*What is expected*: Quote the entries word for word. Omit the pictures.

========================================

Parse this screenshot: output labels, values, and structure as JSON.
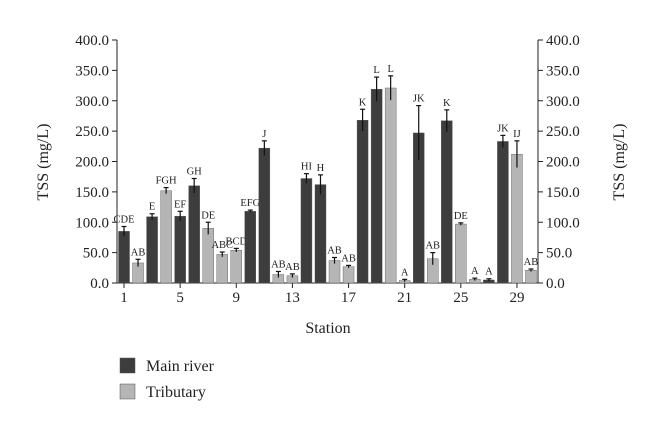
{
  "chart_data": {
    "type": "bar",
    "xlabel": "Station",
    "ylabel": "TSS (mg/L)",
    "ylabel_right": "TSS (mg/L)",
    "ylim": [
      0,
      400
    ],
    "y_ticks": [
      "0.0",
      "50.0",
      "100.0",
      "150.0",
      "200.0",
      "250.0",
      "300.0",
      "350.0",
      "400.0"
    ],
    "y_tick_values": [
      0,
      50,
      100,
      150,
      200,
      250,
      300,
      350,
      400
    ],
    "x_tick_labels": [
      "1",
      "5",
      "9",
      "13",
      "17",
      "21",
      "25",
      "29"
    ],
    "x_tick_stations": [
      1,
      5,
      9,
      13,
      17,
      21,
      25,
      29
    ],
    "grid": false,
    "legend_position": "bottom-left",
    "series_styles": [
      {
        "name": "Main river",
        "color": "#3d3d3d"
      },
      {
        "name": "Tributary",
        "color": "#b5b5b5"
      }
    ],
    "bars": [
      {
        "station": 1,
        "series": "Main river",
        "value": 85,
        "error": 8,
        "label": "CDE"
      },
      {
        "station": 2,
        "series": "Tributary",
        "value": 33,
        "error": 6,
        "label": "AB"
      },
      {
        "station": 3,
        "series": "Main river",
        "value": 109,
        "error": 5,
        "label": "E"
      },
      {
        "station": 4,
        "series": "Tributary",
        "value": 152,
        "error": 5,
        "label": "FGH"
      },
      {
        "station": 5,
        "series": "Main river",
        "value": 110,
        "error": 8,
        "label": "EF"
      },
      {
        "station": 6,
        "series": "Main river",
        "value": 160,
        "error": 12,
        "label": "GH"
      },
      {
        "station": 7,
        "series": "Tributary",
        "value": 90,
        "error": 10,
        "label": "DE"
      },
      {
        "station": 8,
        "series": "Tributary",
        "value": 47,
        "error": 4,
        "label": "ABC"
      },
      {
        "station": 9,
        "series": "Tributary",
        "value": 54,
        "error": 3,
        "label": "BCD"
      },
      {
        "station": 10,
        "series": "Main river",
        "value": 118,
        "error": 2,
        "label": "EFG"
      },
      {
        "station": 11,
        "series": "Main river",
        "value": 222,
        "error": 12,
        "label": "J"
      },
      {
        "station": 12,
        "series": "Tributary",
        "value": 14,
        "error": 5,
        "label": "AB"
      },
      {
        "station": 13,
        "series": "Tributary",
        "value": 12,
        "error": 3,
        "label": "AB"
      },
      {
        "station": 14,
        "series": "Main river",
        "value": 172,
        "error": 8,
        "label": "HI"
      },
      {
        "station": 15,
        "series": "Main river",
        "value": 162,
        "error": 16,
        "label": "H"
      },
      {
        "station": 16,
        "series": "Tributary",
        "value": 37,
        "error": 5,
        "label": "AB"
      },
      {
        "station": 17,
        "series": "Tributary",
        "value": 27,
        "error": 2,
        "label": "AB"
      },
      {
        "station": 18,
        "series": "Main river",
        "value": 268,
        "error": 18,
        "label": "K"
      },
      {
        "station": 19,
        "series": "Main river",
        "value": 319,
        "error": 20,
        "label": "L"
      },
      {
        "station": 20,
        "series": "Tributary",
        "value": 321,
        "error": 20,
        "label": "L"
      },
      {
        "station": 21,
        "series": "Tributary",
        "value": 4,
        "error": 2,
        "label": "A"
      },
      {
        "station": 22,
        "series": "Main river",
        "value": 247,
        "error": 45,
        "label": "JK"
      },
      {
        "station": 23,
        "series": "Tributary",
        "value": 40,
        "error": 10,
        "label": "AB"
      },
      {
        "station": 24,
        "series": "Main river",
        "value": 267,
        "error": 18,
        "label": "K"
      },
      {
        "station": 25,
        "series": "Tributary",
        "value": 97,
        "error": 2,
        "label": "DE"
      },
      {
        "station": 26,
        "series": "Tributary",
        "value": 6,
        "error": 2,
        "label": "A"
      },
      {
        "station": 27,
        "series": "Main river",
        "value": 5,
        "error": 2,
        "label": "A"
      },
      {
        "station": 28,
        "series": "Main river",
        "value": 233,
        "error": 10,
        "label": "JK"
      },
      {
        "station": 29,
        "series": "Tributary",
        "value": 212,
        "error": 22,
        "label": "IJ"
      },
      {
        "station": 30,
        "series": "Tributary",
        "value": 21,
        "error": 2,
        "label": "AB"
      }
    ]
  }
}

========================================

*Task solution*:
Parse this screenshot: output labels, values, and structure as JSON.
{
  "chart_data": {
    "type": "bar",
    "xlabel": "Station",
    "ylabel": "TSS (mg/L)",
    "ylabel_right": "TSS (mg/L)",
    "ylim": [
      0,
      400
    ],
    "y_ticks": [
      "0.0",
      "50.0",
      "100.0",
      "150.0",
      "200.0",
      "250.0",
      "300.0",
      "350.0",
      "400.0"
    ],
    "y_tick_values": [
      0,
      50,
      100,
      150,
      200,
      250,
      300,
      350,
      400
    ],
    "x_tick_labels": [
      "1",
      "5",
      "9",
      "13",
      "17",
      "21",
      "25",
      "29"
    ],
    "x_tick_stations": [
      1,
      5,
      9,
      13,
      17,
      21,
      25,
      29
    ],
    "grid": false,
    "legend_position": "bottom-left",
    "series_styles": [
      {
        "name": "Main river",
        "color": "#3d3d3d"
      },
      {
        "name": "Tributary",
        "color": "#b5b5b5"
      }
    ],
    "bars": [
      {
        "station": 1,
        "series": "Main river",
        "value": 85,
        "error": 8,
        "label": "CDE"
      },
      {
        "station": 2,
        "series": "Tributary",
        "value": 33,
        "error": 6,
        "label": "AB"
      },
      {
        "station": 3,
        "series": "Main river",
        "value": 109,
        "error": 5,
        "label": "E"
      },
      {
        "station": 4,
        "series": "Tributary",
        "value": 152,
        "error": 5,
        "label": "FGH"
      },
      {
        "station": 5,
        "series": "Main river",
        "value": 110,
        "error": 8,
        "label": "EF"
      },
      {
        "station": 6,
        "series": "Main river",
        "value": 160,
        "error": 12,
        "label": "GH"
      },
      {
        "station": 7,
        "series": "Tributary",
        "value": 90,
        "error": 10,
        "label": "DE"
      },
      {
        "station": 8,
        "series": "Tributary",
        "value": 47,
        "error": 4,
        "label": "ABC"
      },
      {
        "station": 9,
        "series": "Tributary",
        "value": 54,
        "error": 3,
        "label": "BCD"
      },
      {
        "station": 10,
        "series": "Main river",
        "value": 118,
        "error": 2,
        "label": "EFG"
      },
      {
        "station": 11,
        "series": "Main river",
        "value": 222,
        "error": 12,
        "label": "J"
      },
      {
        "station": 12,
        "series": "Tributary",
        "value": 14,
        "error": 5,
        "label": "AB"
      },
      {
        "station": 13,
        "series": "Tributary",
        "value": 12,
        "error": 3,
        "label": "AB"
      },
      {
        "station": 14,
        "series": "Main river",
        "value": 172,
        "error": 8,
        "label": "HI"
      },
      {
        "station": 15,
        "series": "Main river",
        "value": 162,
        "error": 16,
        "label": "H"
      },
      {
        "station": 16,
        "series": "Tributary",
        "value": 37,
        "error": 5,
        "label": "AB"
      },
      {
        "station": 17,
        "series": "Tributary",
        "value": 27,
        "error": 2,
        "label": "AB"
      },
      {
        "station": 18,
        "series": "Main river",
        "value": 268,
        "error": 18,
        "label": "K"
      },
      {
        "station": 19,
        "series": "Main river",
        "value": 319,
        "error": 20,
        "label": "L"
      },
      {
        "station": 20,
        "series": "Tributary",
        "value": 321,
        "error": 20,
        "label": "L"
      },
      {
        "station": 21,
        "series": "Tributary",
        "value": 4,
        "error": 2,
        "label": "A"
      },
      {
        "station": 22,
        "series": "Main river",
        "value": 247,
        "error": 45,
        "label": "JK"
      },
      {
        "station": 23,
        "series": "Tributary",
        "value": 40,
        "error": 10,
        "label": "AB"
      },
      {
        "station": 24,
        "series": "Main river",
        "value": 267,
        "error": 18,
        "label": "K"
      },
      {
        "station": 25,
        "series": "Tributary",
        "value": 97,
        "error": 2,
        "label": "DE"
      },
      {
        "station": 26,
        "series": "Tributary",
        "value": 6,
        "error": 2,
        "label": "A"
      },
      {
        "station": 27,
        "series": "Main river",
        "value": 5,
        "error": 2,
        "label": "A"
      },
      {
        "station": 28,
        "series": "Main river",
        "value": 233,
        "error": 10,
        "label": "JK"
      },
      {
        "station": 29,
        "series": "Tributary",
        "value": 212,
        "error": 22,
        "label": "IJ"
      },
      {
        "station": 30,
        "series": "Tributary",
        "value": 21,
        "error": 2,
        "label": "AB"
      }
    ]
  }
}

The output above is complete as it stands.